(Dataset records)

**********

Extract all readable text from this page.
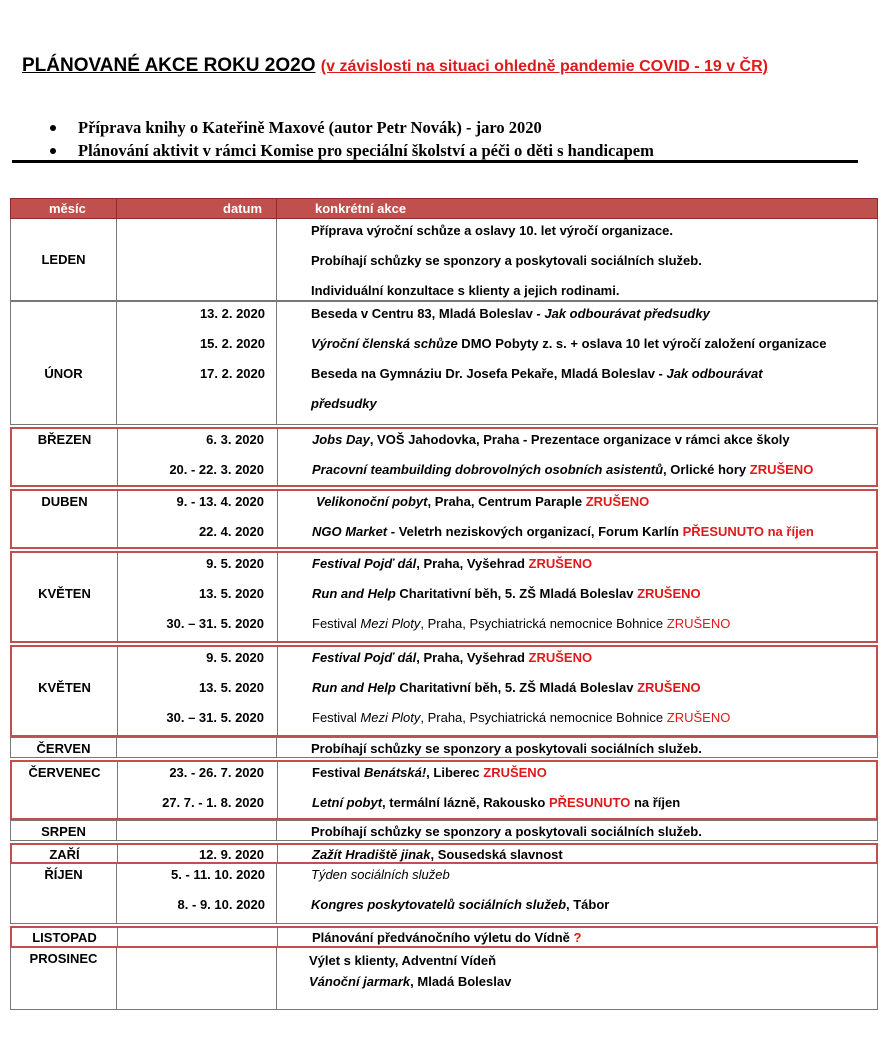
PLÁNOVANÉ AKCE ROKU 2O2O (v závislosti na situaci ohledně pandemie COVID - 19 v ČR)
Příprava knihy o Kateřině Maxové (autor Petr Novák) - jaro 2020
Plánování aktivit v rámci Komise pro speciální školství a péči o děti s handicapem
měsíc	datum	konkrétní akce
LEDEN
Příprava výroční schůze a oslavy 10. let výročí organizace.
Probíhají schůzky se sponzory a poskytovali sociálních služeb.
Individuální konzultace s klienty a jejich rodinami.
ÚNOR
13. 2. 2020	Beseda v Centru 83, Mladá Boleslav - Jak odbourávat předsudky
15. 2. 2020	Výroční členská schůze DMO Pobyty z. s. + oslava 10 let výročí založení organizace
17. 2. 2020	Beseda na Gymnáziu Dr. Josefa Pekaře, Mladá Boleslav - Jak odbourávat
předsudky
BŘEZEN	6. 3. 2020	Jobs Day, VOŠ Jahodovka, Praha - Prezentace organizace v rámci akce školy
20. - 22. 3. 2020	Pracovní teambuilding dobrovolných osobních asistentů, Orlické hory ZRUŠENO
DUBEN	9. - 13. 4. 2020	Velikonoční pobyt, Praha, Centrum Paraple ZRUŠENO
22. 4. 2020	NGO Market - Veletrh neziskových organizací, Forum Karlín PŘESUNUTO na říjen
KVĚTEN
9. 5. 2020	Festival Pojď dál, Praha, Vyšehrad ZRUŠENO
13. 5. 2020	Run and Help Charitativní běh, 5. ZŠ Mladá Boleslav ZRUŠENO
30. – 31. 5. 2020	Festival Mezi Ploty, Praha, Psychiatrická nemocnice Bohnice ZRUŠENO
KVĚTEN
9. 5. 2020	Festival Pojď dál, Praha, Vyšehrad ZRUŠENO
13. 5. 2020	Run and Help Charitativní běh, 5. ZŠ Mladá Boleslav ZRUŠENO
30. – 31. 5. 2020	Festival Mezi Ploty, Praha, Psychiatrická nemocnice Bohnice ZRUŠENO
ČERVEN	Probíhají schůzky se sponzory a poskytovali sociálních služeb.
ČERVENEC	23. - 26. 7. 2020	Festival Benátská!, Liberec ZRUŠENO
27. 7. - 1. 8. 2020	Letní pobyt, termální lázně, Rakousko PŘESUNUTO na říjen
SRPEN	Probíhají schůzky se sponzory a poskytovali sociálních služeb.
ZAŘÍ	12. 9. 2020	Zažít Hradiště jinak, Sousedská slavnost
ŘÍJEN	5. - 11. 10. 2020	Týden sociálních služeb
8. - 9. 10. 2020	Kongres poskytovatelů sociálních služeb, Tábor
LISTOPAD	Plánování předvánočního výletu do Vídně ?
PROSINEC	Výlet s klienty, Adventní Vídeň
Vánoční jarmark, Mladá Boleslav
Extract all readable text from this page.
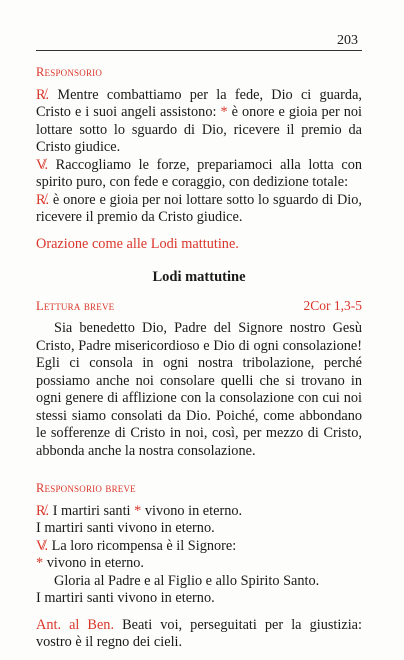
203
Responsorio

R̸. Mentre combattiamo per la fede, Dio ci guarda, Cristo e i suoi angeli assistono: * è onore e gioia per noi lottare sotto lo sguardo di Dio, ricevere il premio da Cristo giudice.

V̸. Raccogliamo le forze, prepariamoci alla lotta con spirito puro, con fede e coraggio, con dedizione totale:

R̸. è onore e gioia per noi lottare sotto lo sguardo di Dio, ricevere il premio da Cristo giudice.

Orazione come alle Lodi mattutine.

Lodi mattutine
Lettura breve	2Cor 1,3-5

Sia benedetto Dio, Padre del Signore nostro Gesù Cristo, Padre misericordioso e Dio di ogni consolazione! Egli ci consola in ogni nostra tribolazione, perché possiamo anche noi consolare quelli che si trovano in ogni genere di afflizione con la consolazione con cui noi stessi siamo consolati da Dio. Poiché, come abbondano le sofferenze di Cristo in noi, così, per mezzo di Cristo, abbonda anche la nostra consolazione.

Responsorio breve
R̸. I martiri santi * vivono in eterno.
I martiri santi vivono in eterno.
V̸. La loro ricompensa è il Signore:
* vivono in eterno.
Gloria al Padre e al Figlio e allo Spirito Santo.
I martiri santi vivono in eterno.

Ant. al Ben. Beati voi, perseguitati per la giustizia: vostro è il regno dei cieli.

**********

All the material shown above is to be copied exactly, with no pictures carried over.

Extract all readable text from this page.
PLÁNOVANÉ AKCE ROKU 2O2O (v závislosti na situaci ohledně pandemie COVID - 19 v ČR)
Příprava knihy o Kateřině Maxové (autor Petr Novák) - jaro 2020
Plánování aktivit v rámci Komise pro speciální školství a péči o děti s handicapem
měsíc	datum	konkrétní akce
LEDEN
Příprava výroční schůze a oslavy 10. let výročí organizace.
Probíhají schůzky se sponzory a poskytovali sociálních služeb.
Individuální konzultace s klienty a jejich rodinami.
ÚNOR
13. 2. 2020	Beseda v Centru 83, Mladá Boleslav - Jak odbourávat předsudky
15. 2. 2020	Výroční členská schůze DMO Pobyty z. s. + oslava 10 let výročí založení organizace
17. 2. 2020	Beseda na Gymnáziu Dr. Josefa Pekaře, Mladá Boleslav - Jak odbourávat
předsudky
BŘEZEN	6. 3. 2020	Jobs Day, VOŠ Jahodovka, Praha - Prezentace organizace v rámci akce školy
20. - 22. 3. 2020	Pracovní teambuilding dobrovolných osobních asistentů, Orlické hory ZRUŠENO
DUBEN	9. - 13. 4. 2020	Velikonoční pobyt, Praha, Centrum Paraple ZRUŠENO
22. 4. 2020	NGO Market - Veletrh neziskových organizací, Forum Karlín PŘESUNUTO na říjen
KVĚTEN
9. 5. 2020	Festival Pojď dál, Praha, Vyšehrad ZRUŠENO
13. 5. 2020	Run and Help Charitativní běh, 5. ZŠ Mladá Boleslav ZRUŠENO
30. – 31. 5. 2020	Festival Mezi Ploty, Praha, Psychiatrická nemocnice Bohnice ZRUŠENO
KVĚTEN
9. 5. 2020	Festival Pojď dál, Praha, Vyšehrad ZRUŠENO
13. 5. 2020	Run and Help Charitativní běh, 5. ZŠ Mladá Boleslav ZRUŠENO
30. – 31. 5. 2020	Festival Mezi Ploty, Praha, Psychiatrická nemocnice Bohnice ZRUŠENO
ČERVEN	Probíhají schůzky se sponzory a poskytovali sociálních služeb.
ČERVENEC	23. - 26. 7. 2020	Festival Benátská!, Liberec ZRUŠENO
27. 7. - 1. 8. 2020	Letní pobyt, termální lázně, Rakousko PŘESUNUTO na říjen
SRPEN	Probíhají schůzky se sponzory a poskytovali sociálních služeb.
ZAŘÍ	12. 9. 2020	Zažít Hradiště jinak, Sousedská slavnost
ŘÍJEN	5. - 11. 10. 2020	Týden sociálních služeb
8. - 9. 10. 2020	Kongres poskytovatelů sociálních služeb, Tábor
LISTOPAD	Plánování předvánočního výletu do Vídně ?
PROSINEC	Výlet s klienty, Adventní Vídeň
Vánoční jarmark, Mladá Boleslav
Extract all readable text from this page.
203
Responsorio

R̸. Mentre combattiamo per la fede, Dio ci guarda, Cristo e i suoi angeli assistono: * è onore e gioia per noi lottare sotto lo sguardo di Dio, ricevere il premio da Cristo giudice.

V̸. Raccogliamo le forze, prepariamoci alla lotta con spirito puro, con fede e coraggio, con dedizione totale:

R̸. è onore e gioia per noi lottare sotto lo sguardo di Dio, ricevere il premio da Cristo giudice.

Orazione come alle Lodi mattutine.

Lodi mattutine
Lettura breve	2Cor 1,3-5

Sia benedetto Dio, Padre del Signore nostro Gesù Cristo, Padre misericordioso e Dio di ogni consolazione! Egli ci consola in ogni nostra tribolazione, perché possiamo anche noi consolare quelli che si trovano in ogni genere di afflizione con la consolazione con cui noi stessi siamo consolati da Dio. Poiché, come abbondano le sofferenze di Cristo in noi, così, per mezzo di Cristo, abbonda anche la nostra consolazione.

Responsorio breve
R̸. I martiri santi * vivono in eterno.
I martiri santi vivono in eterno.
V̸. La loro ricompensa è il Signore:
* vivono in eterno.
Gloria al Padre e al Figlio e allo Spirito Santo.
I martiri santi vivono in eterno.

Ant. al Ben. Beati voi, perseguitati per la giustizia: vostro è il regno dei cieli.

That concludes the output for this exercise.